• [MATERIAL FOR THE TASK]:
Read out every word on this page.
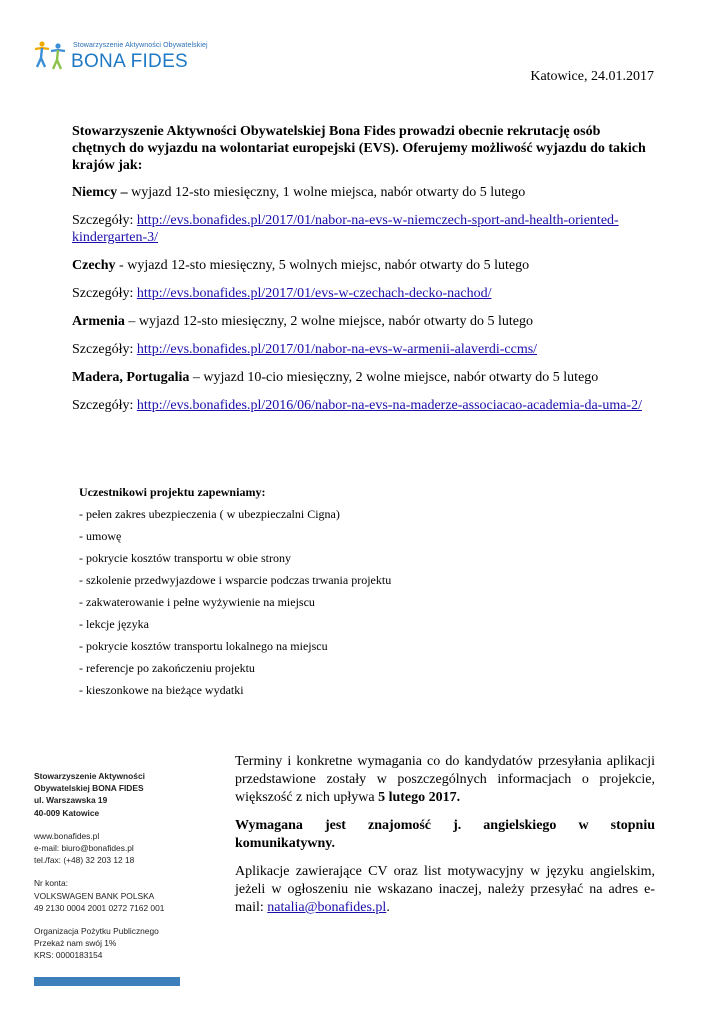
Stowarzyszenie Aktywności Obywatelskiej
BONA FIDES
Katowice, 24.01.2017

Stowarzyszenie Aktywności Obywatelskiej Bona Fides prowadzi obecnie rekrutację osób chętnych do wyjazdu na wolontariat europejski (EVS). Oferujemy możliwość wyjazdu do takich krajów jak:

Niemcy – wyjazd 12-sto miesięczny, 1 wolne miejsca, nabór otwarty do 5 lutego

Szczegóły: http://evs.bonafides.pl/2017/01/nabor-na-evs-w-niemczech-sport-and-health-oriented-kindergarten-3/

Czechy - wyjazd 12-sto miesięczny, 5 wolnych miejsc, nabór otwarty do 5 lutego

Szczegóły: http://evs.bonafides.pl/2017/01/evs-w-czechach-decko-nachod/

Armenia – wyjazd 12-sto miesięczny, 2 wolne miejsce, nabór otwarty do 5 lutego

Szczegóły: http://evs.bonafides.pl/2017/01/nabor-na-evs-w-armenii-alaverdi-ccms/

Madera, Portugalia – wyjazd 10-cio miesięczny, 2 wolne miejsce, nabór otwarty do 5 lutego

Szczegóły: http://evs.bonafides.pl/2016/06/nabor-na-evs-na-maderze-associacao-academia-da-uma-2/

Uczestnikowi projektu zapewniamy:
- pełen zakres ubezpieczenia ( w ubezpieczalni Cigna)
- umowę
- pokrycie kosztów transportu w obie strony
- szkolenie przedwyjazdowe i wsparcie podczas trwania projektu
- zakwaterowanie i pełne wyżywienie na miejscu
- lekcje języka
- pokrycie kosztów transportu lokalnego na miejscu
- referencje po zakończeniu projektu
- kieszonkowe na bieżące wydatki
Stowarzyszenie Aktywności
Obywatelskiej BONA FIDES
ul. Warszawska 19
40-009 Katowice
www.bonafides.pl
e-mail: biuro@bonafides.pl
tel./fax: (+48) 32 203 12 18
Nr konta:
VOLKSWAGEN BANK POLSKA
49 2130 0004 2001 0272 7162 001
Organizacja Pożytku Publicznego
Przekaż nam swój 1%
KRS: 0000183154

Terminy i konkretne wymagania co do kandydatów przesyłania aplikacji przedstawione zostały w poszczególnych informacjach o projekcie, większość z nich upływa 5 lutego 2017.

Wymagana jest znajomość j. angielskiego w stopniu
komunikatywny.

Aplikacje zawierające CV oraz list motywacyjny w języku angielskim, jeżeli w ogłoszeniu nie wskazano inaczej, należy przesyłać na adres e-mail: natalia@bonafides.pl.
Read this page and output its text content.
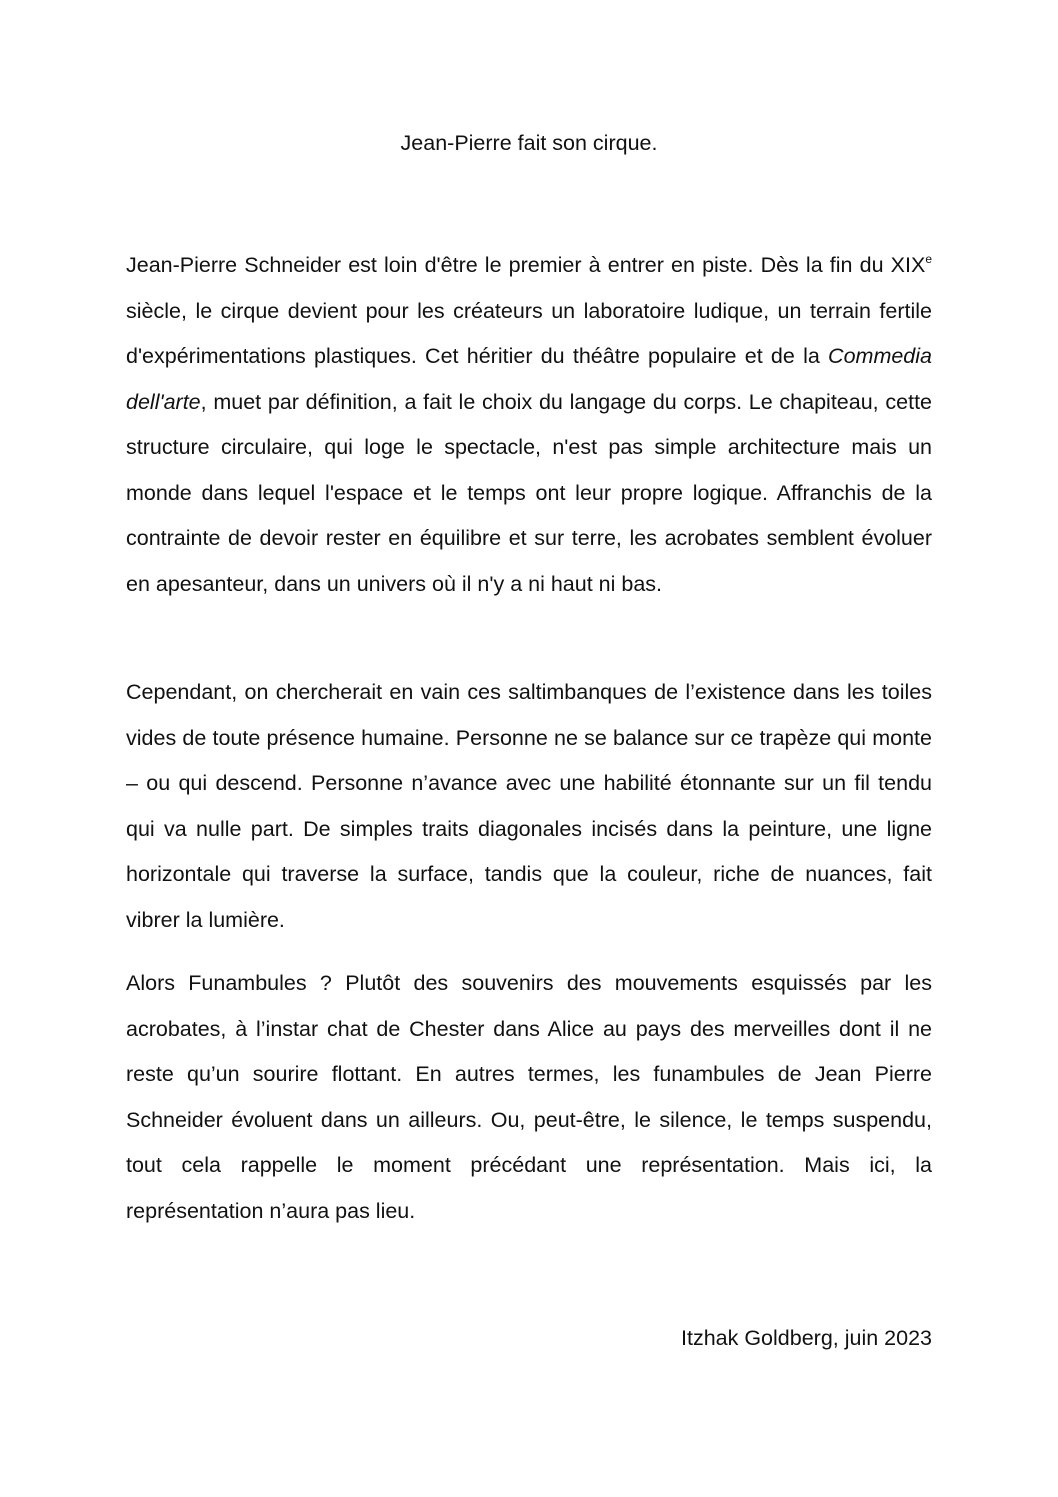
Jean-Pierre fait son cirque.

Jean-Pierre Schneider est loin d'être le premier à entrer en piste. Dès la fin du XIXe siècle, le cirque devient pour les créateurs un laboratoire ludique, un terrain fertile d'expérimentations plastiques. Cet héritier du théâtre populaire et de la Commedia dell'arte, muet par définition, a fait le choix du langage du corps. Le chapiteau, cette structure circulaire, qui loge le spectacle, n'est pas simple architecture mais un monde dans lequel l'espace et le temps ont leur propre logique. Affranchis de la contrainte de devoir rester en équilibre et sur terre, les acrobates semblent évoluer en apesanteur, dans un univers où il n'y a ni haut ni bas.

Cependant, on chercherait en vain ces saltimbanques de l’existence dans les toiles vides de toute présence humaine. Personne ne se balance sur ce trapèze qui monte – ou qui descend. Personne n’avance avec une habilité étonnante sur un fil tendu qui va nulle part. De simples traits diagonales incisés dans la peinture, une ligne horizontale qui traverse la surface, tandis que la couleur, riche de nuances, fait vibrer la lumière.

Alors Funambules ? Plutôt des souvenirs des mouvements esquissés par les acrobates, à l’instar chat de Chester dans Alice au pays des merveilles dont il ne reste qu’un sourire flottant. En autres termes, les funambules de Jean Pierre Schneider évoluent dans un ailleurs. Ou, peut-être, le silence, le temps suspendu, tout cela rappelle le moment précédant une représentation. Mais ici, la représentation n’aura pas lieu.

Itzhak Goldberg, juin 2023
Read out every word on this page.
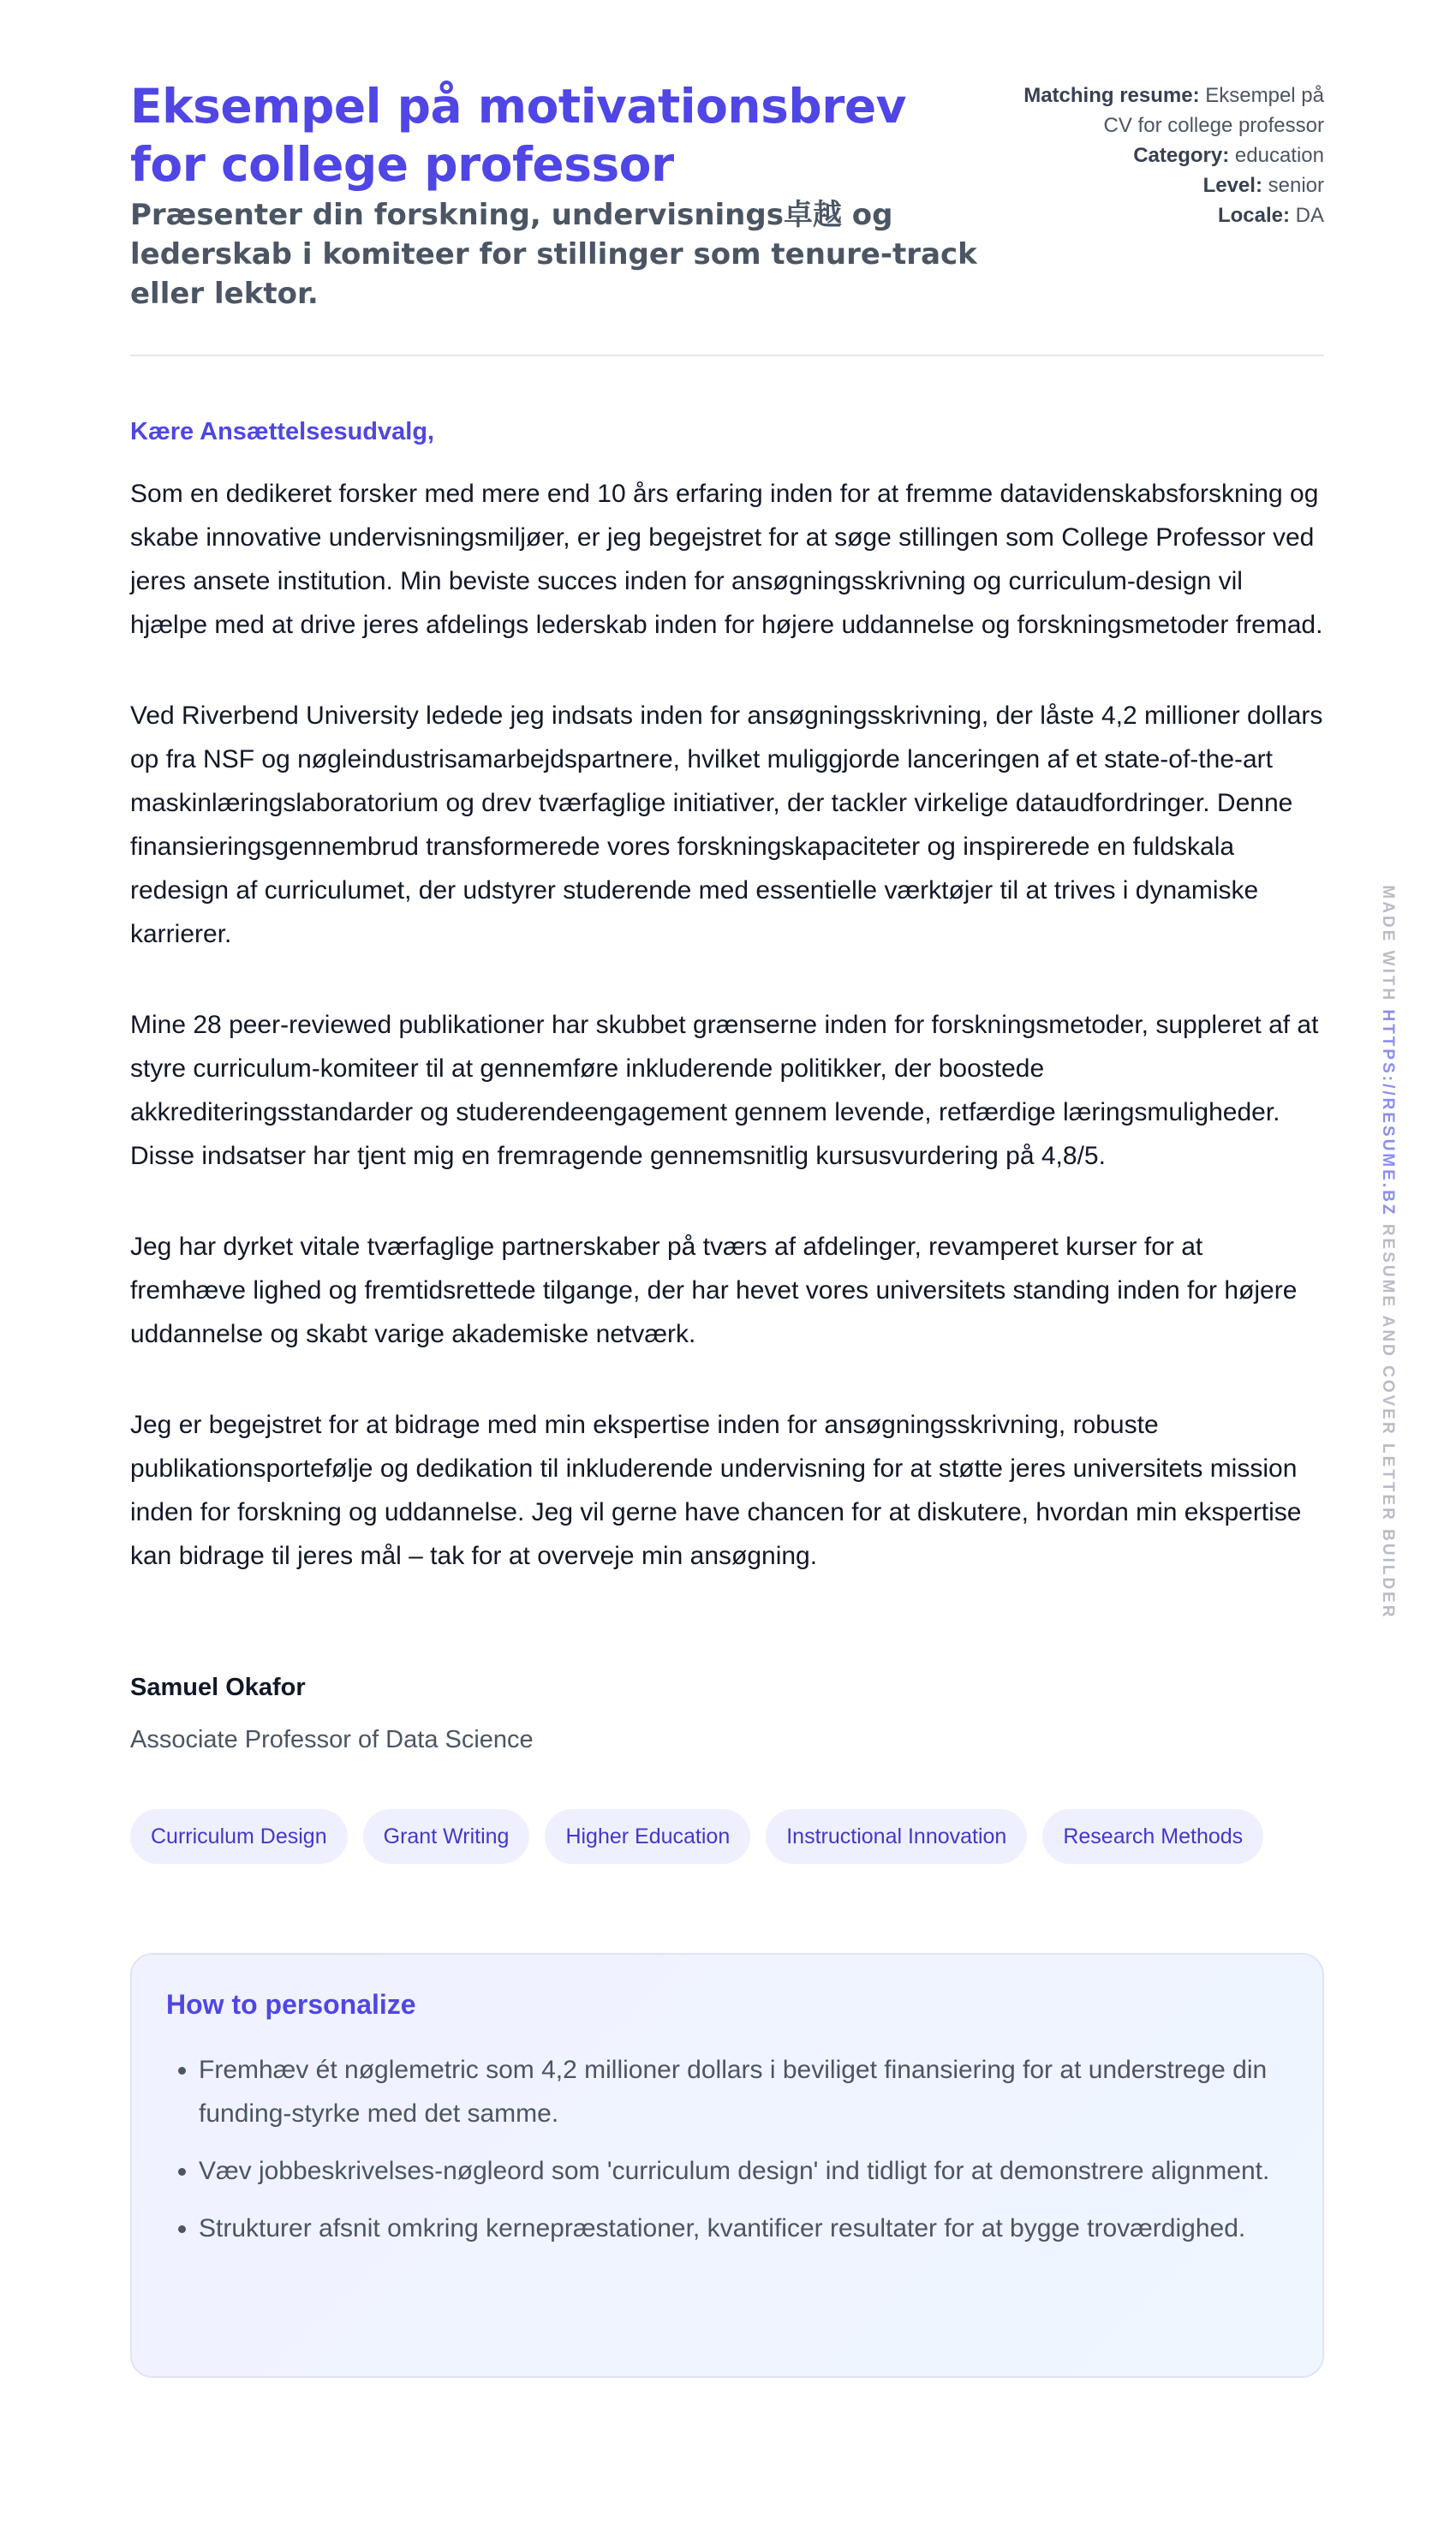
Eksempel på motivationsbrev for college professor
Præsenter din forskning, undervisnings卓越 og lederskab i komiteer for stillinger som tenure-track eller lektor.
Matching resume: Eksempel på CV for college professor
Category: education
Level: senior
Locale: DA
Kære Ansættelsesudvalg,

Som en dedikeret forsker med mere end 10 års erfaring inden for at fremme datavidenskabsforskning og skabe innovative undervisningsmiljøer, er jeg begejstret for at søge stillingen som College Professor ved jeres ansete institution. Min beviste succes inden for ansøgningsskrivning og curriculum-design vil hjælpe med at drive jeres afdelings lederskab inden for højere uddannelse og forskningsmetoder fremad.

Ved Riverbend University ledede jeg indsats inden for ansøgningsskrivning, der låste 4,2 millioner dollars op fra NSF og nøgleindustrisamarbejdspartnere, hvilket muliggjorde lanceringen af et state-of-the-art maskinlæringslaboratorium og drev tværfaglige initiativer, der tackler virkelige dataudfordringer. Denne finansieringsgennembrud transformerede vores forskningskapaciteter og inspirerede en fuldskala redesign af curriculumet, der udstyrer studerende med essentielle værktøjer til at trives i dynamiske karrierer.

Mine 28 peer-reviewed publikationer har skubbet grænserne inden for forskningsmetoder, suppleret af at styre curriculum-komiteer til at gennemføre inkluderende politikker, der boostede akkrediteringsstandarder og studerendeengagement gennem levende, retfærdige læringsmuligheder. Disse indsatser har tjent mig en fremragende gennemsnitlig kursusvurdering på 4,8/5.

Jeg har dyrket vitale tværfaglige partnerskaber på tværs af afdelinger, revamperet kurser for at fremhæve lighed og fremtidsrettede tilgange, der har hevet vores universitets standing inden for højere uddannelse og skabt varige akademiske netværk.

Jeg er begejstret for at bidrage med min ekspertise inden for ansøgningsskrivning, robuste publikationsportefølje og dedikation til inkluderende undervisning for at støtte jeres universitets mission inden for forskning og uddannelse. Jeg vil gerne have chancen for at diskutere, hvordan min ekspertise kan bidrage til jeres mål – tak for at overveje min ansøgning.

Samuel Okafor
Associate Professor of Data Science
Curriculum Design	Grant Writing	Higher Education	Instructional Innovation	Research Methods
How to personalize
• Fremhæv ét nøglemetric som 4,2 millioner dollars i beviliget finansiering for at understrege din funding-styrke med det samme.
• Væv jobbeskrivelses-nøgleord som 'curriculum design' ind tidligt for at demonstrere alignment.
• Strukturer afsnit omkring kernepræstationer, kvantificer resultater for at bygge troværdighed.
MADE WITH HTTPS://RESUME.BZ RESUME AND COVER LETTER BUILDER
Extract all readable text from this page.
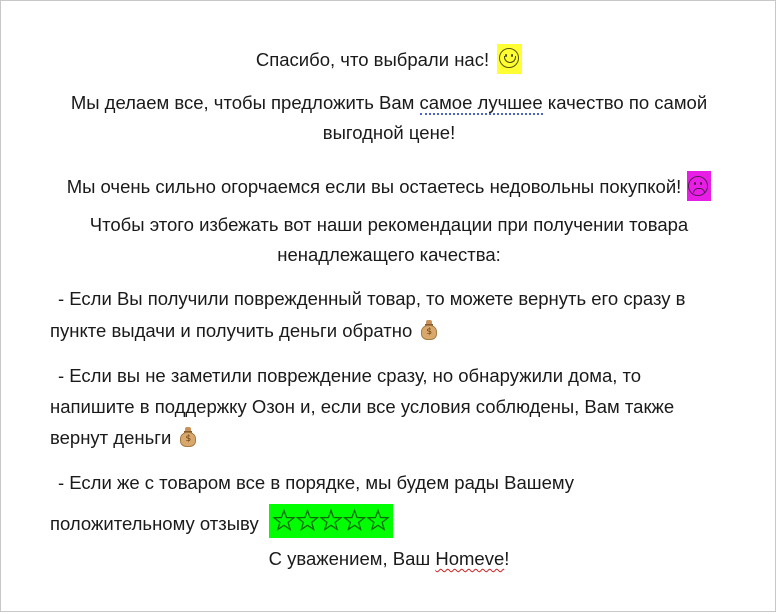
Спасибо, что выбрали нас!
Мы делаем все, чтобы предложить Вам самое лучшее качество по самой
выгодной цене!
Мы очень сильно огорчаемся если вы остаетесь недовольны покупкой!
Чтобы этого избежать вот наши рекомендации при получении товара
ненадлежащего качества:
- Если Вы получили поврежденный товар, то можете вернуть его сразу в
пункте выдачи и получить деньги обратно	$
- Если вы не заметили повреждение сразу, но обнаружили дома, то
напишите в поддержку Озон и, если все условия соблюдены, Вам также
вернут деньги	$
- Если же с товаром все в порядке, мы будем рады Вашему
положительному отзыву
С уважением, Ваш Homeve!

• [WHAT TO DO]: Give the number of lines above that hold the word "kosztów", and nothing more.

• [CORRECT RESULT]: 2